(Stored entries)
#####

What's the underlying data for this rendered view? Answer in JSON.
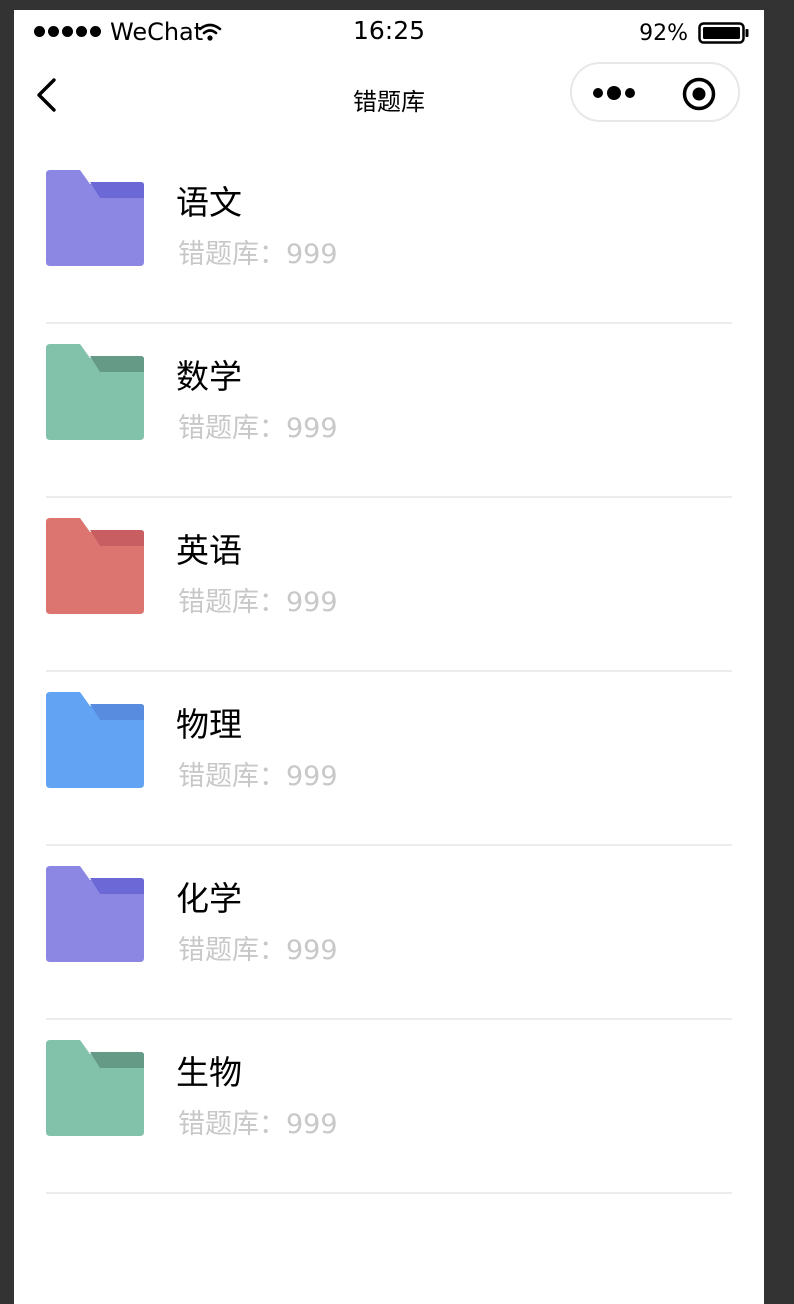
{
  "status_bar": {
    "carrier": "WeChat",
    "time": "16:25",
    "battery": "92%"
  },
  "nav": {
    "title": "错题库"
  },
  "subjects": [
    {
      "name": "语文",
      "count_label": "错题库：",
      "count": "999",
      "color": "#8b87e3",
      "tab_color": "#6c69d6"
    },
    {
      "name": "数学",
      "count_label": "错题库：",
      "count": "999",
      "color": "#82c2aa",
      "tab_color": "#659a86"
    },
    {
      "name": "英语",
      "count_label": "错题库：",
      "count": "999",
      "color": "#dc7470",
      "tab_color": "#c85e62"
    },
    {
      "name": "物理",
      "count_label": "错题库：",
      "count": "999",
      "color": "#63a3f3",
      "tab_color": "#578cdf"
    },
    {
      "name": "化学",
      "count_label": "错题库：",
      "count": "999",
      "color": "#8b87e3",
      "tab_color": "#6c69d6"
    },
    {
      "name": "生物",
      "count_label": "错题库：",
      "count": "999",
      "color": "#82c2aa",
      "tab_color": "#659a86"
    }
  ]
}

#####

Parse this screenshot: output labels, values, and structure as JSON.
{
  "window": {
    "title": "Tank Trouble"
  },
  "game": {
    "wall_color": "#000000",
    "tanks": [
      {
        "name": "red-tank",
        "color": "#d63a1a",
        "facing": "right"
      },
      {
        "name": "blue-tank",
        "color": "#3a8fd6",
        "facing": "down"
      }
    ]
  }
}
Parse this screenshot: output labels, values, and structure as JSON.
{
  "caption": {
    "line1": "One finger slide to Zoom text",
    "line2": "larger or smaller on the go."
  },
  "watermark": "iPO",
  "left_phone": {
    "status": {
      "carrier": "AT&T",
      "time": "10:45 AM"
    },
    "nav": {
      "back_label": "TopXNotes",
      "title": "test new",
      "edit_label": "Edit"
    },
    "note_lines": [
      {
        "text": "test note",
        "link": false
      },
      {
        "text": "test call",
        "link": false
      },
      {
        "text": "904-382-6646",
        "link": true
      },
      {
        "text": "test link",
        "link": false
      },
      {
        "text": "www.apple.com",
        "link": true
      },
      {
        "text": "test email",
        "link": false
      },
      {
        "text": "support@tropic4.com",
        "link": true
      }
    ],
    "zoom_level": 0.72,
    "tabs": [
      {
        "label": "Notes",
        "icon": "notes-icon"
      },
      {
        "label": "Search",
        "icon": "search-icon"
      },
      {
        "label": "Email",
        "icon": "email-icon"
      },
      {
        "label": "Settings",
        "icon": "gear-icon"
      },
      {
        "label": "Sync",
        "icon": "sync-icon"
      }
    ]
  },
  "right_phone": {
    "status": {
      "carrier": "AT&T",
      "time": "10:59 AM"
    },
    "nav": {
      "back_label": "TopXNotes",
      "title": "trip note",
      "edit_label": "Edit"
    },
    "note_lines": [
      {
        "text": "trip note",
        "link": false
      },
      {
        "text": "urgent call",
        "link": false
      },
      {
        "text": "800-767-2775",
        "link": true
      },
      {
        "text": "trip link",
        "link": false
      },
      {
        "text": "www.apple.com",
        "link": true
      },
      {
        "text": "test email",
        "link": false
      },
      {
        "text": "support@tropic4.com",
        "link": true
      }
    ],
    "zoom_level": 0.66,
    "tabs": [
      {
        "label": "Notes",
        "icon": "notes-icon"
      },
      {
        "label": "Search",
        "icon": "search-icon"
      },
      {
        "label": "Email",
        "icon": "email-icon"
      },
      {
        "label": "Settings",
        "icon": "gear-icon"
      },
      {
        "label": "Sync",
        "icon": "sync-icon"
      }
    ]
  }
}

#####

- Work to do -
Which lines in the records above contain the string "title"? Copy each one.

- Finished task -
    "title": "错题库"
    "title": "Tank Trouble"
      "title": "test new",
      "title": "trip note",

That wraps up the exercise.